Task brief
In the data below, find every line that has the string "получен", and copy it.

Extracted entries
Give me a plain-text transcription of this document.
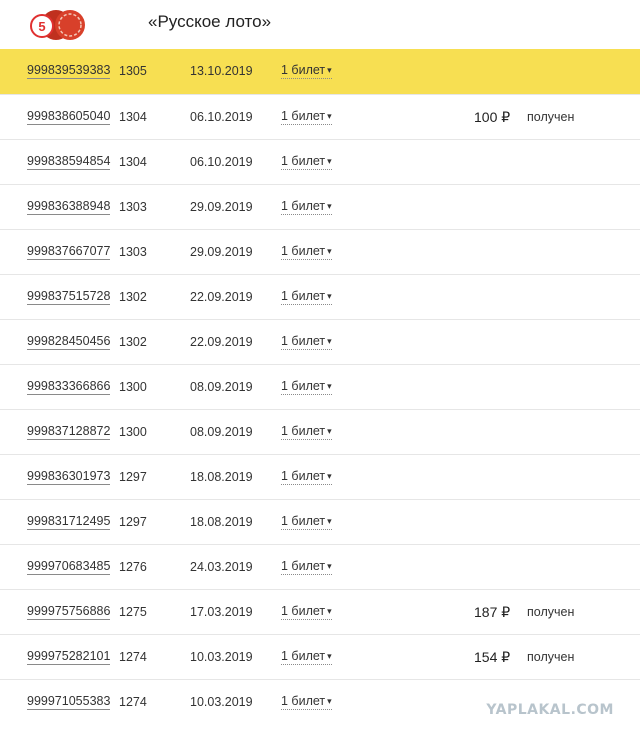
5	«Русское лото»
999839539383 1305	13.10.2019 1 билет ▾
999838605040 1304	06.10.2019 1 билет ▾	100 ₽ получен
999838594854 1304	06.10.2019 1 билет ▾
999836388948 1303	29.09.2019 1 билет ▾
999837667077 1303	29.09.2019 1 билет ▾
999837515728 1302	22.09.2019 1 билет ▾
999828450456 1302	22.09.2019 1 билет ▾
999833366866 1300	08.09.2019 1 билет ▾
999837128872 1300	08.09.2019 1 билет ▾
999836301973 1297	18.08.2019 1 билет ▾
999831712495 1297	18.08.2019 1 билет ▾
999970683485 1276	24.03.2019 1 билет ▾
999975756886 1275	17.03.2019 1 билет ▾	187 ₽ получен
999975282101 1274	10.03.2019 1 билет ▾	154 ₽ получен
999971055383 1274	10.03.2019 1 билет ▾
YAPLAKAL.COM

Completed exercise
999838605040 1304	06.10.2019 1 билет ▾	100 ₽ получен
999975756886 1275	17.03.2019 1 билет ▾	187 ₽ получен
999975282101 1274	10.03.2019 1 билет ▾	154 ₽ получен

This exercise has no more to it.